>> start DATASET RECORDS

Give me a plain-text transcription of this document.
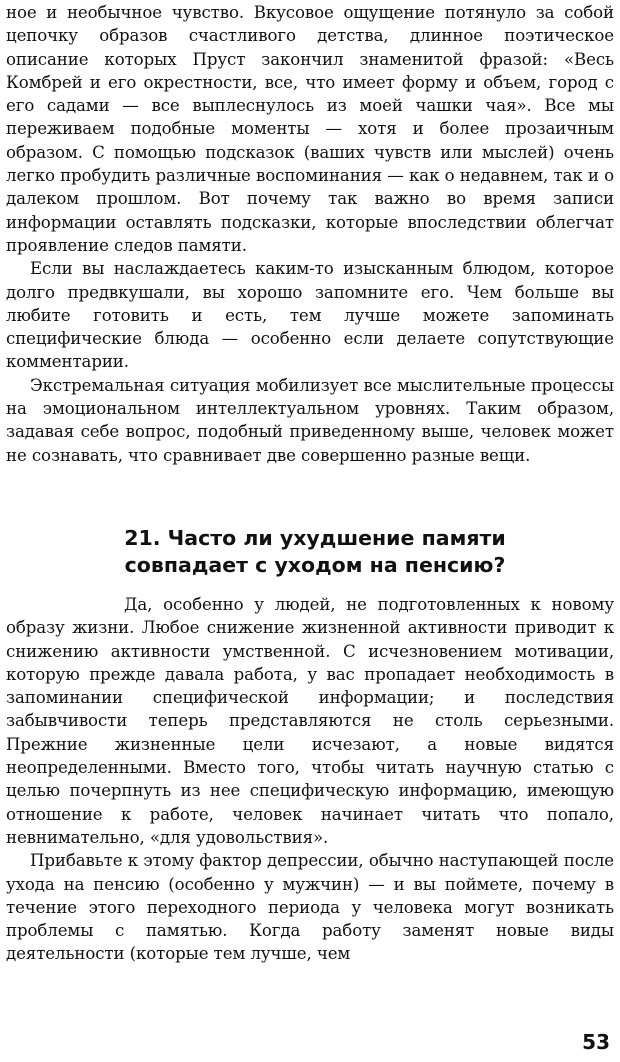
ное и необычное чувство. Вкусовое ощущение потянуло за собой цепочку образов счастливого детства, длинное поэтическое описание которых Пруст закончил знаменитой фразой: «Весь Комбрей и его окрестности, все, что имеет форму и объем, город с его садами — все выплеснулось из моей чашки чая». Все мы переживаем подобные моменты — хотя и более прозаичным образом. С помощью подсказок (ваших чувств или мыслей) очень легко пробудить различные воспоминания — как о недавнем, так и о далеком прошлом. Вот почему так важно во время записи информации оставлять подсказки, которые впоследствии облегчат проявление следов памяти.

Если вы наслаждаетесь каким-то изысканным блюдом, которое долго предвкушали, вы хорошо запомните его. Чем больше вы любите готовить и есть, тем лучше можете запоминать специфические блюда — особенно если делаете сопутствующие комментарии.

Экстремальная ситуация мобилизует все мыслительные процессы на эмоциональном интеллектуальном уровнях. Таким образом, задавая себе вопрос, подобный приведенному выше, человек может не сознавать, что сравнивает две совершенно разные вещи.

21. Часто ли ухудшение памяти
совпадает с уходом на пенсию?

Да, особенно у людей, не подготовленных к новому образу жизни. Любое снижение жизненной активности приводит к снижению активности умственной. С исчезновением мотивации, которую прежде давала работа, у вас пропадает необходимость в запоминании специфической информации; и последствия забывчивости теперь представляются не столь серьезными. Прежние жизненные цели исчезают, а новые видятся неопределенными. Вместо того, чтобы читать научную статью с целью почерпнуть из нее специфическую информацию, имеющую отношение к работе, человек начинает читать что попало, невнимательно, «для удовольствия».

Прибавьте к этому фактор депрессии, обычно наступающей после ухода на пенсию (особенно у мужчин) — и вы поймете, почему в течение этого переходного периода у человека могут возникать проблемы с памятью. Когда работу заменят новые виды деятельности (которые тем лучше, чем

53
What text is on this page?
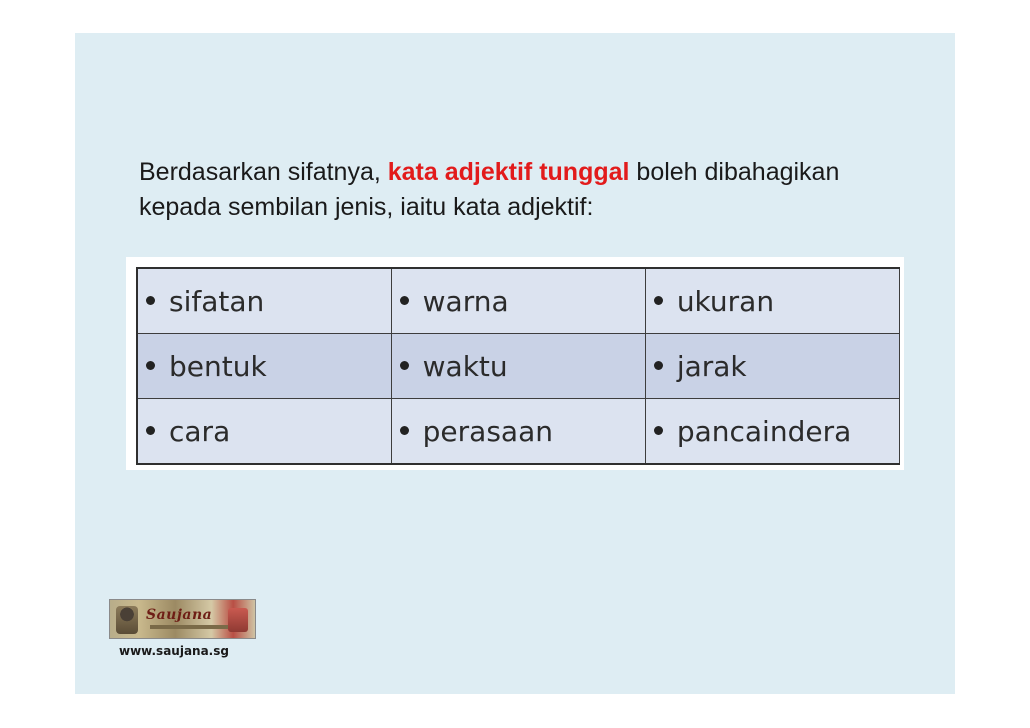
Berdasarkan sifatnya, kata adjektif tunggal boleh dibahagikan kepada sembilan jenis, iaitu kata adjektif:
sifatan	warna	ukuran
bentuk	waktu	jarak
cara	perasaan	pancaindera
Saujana
www.saujana.sg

>> end DATASET RECORDS

TASK INSTRUCTIONS: Using the records above, extract exactly and only the lines from the one with "What text is on this page?" through the final line, inclusive, leaving out pictures.

WRITTEN REPLY:
What text is on this page?
Berdasarkan sifatnya, kata adjektif tunggal boleh dibahagikan kepada sembilan jenis, iaitu kata adjektif:
sifatan	warna	ukuran
bentuk	waktu	jarak
cara	perasaan	pancaindera
Saujana
www.saujana.sg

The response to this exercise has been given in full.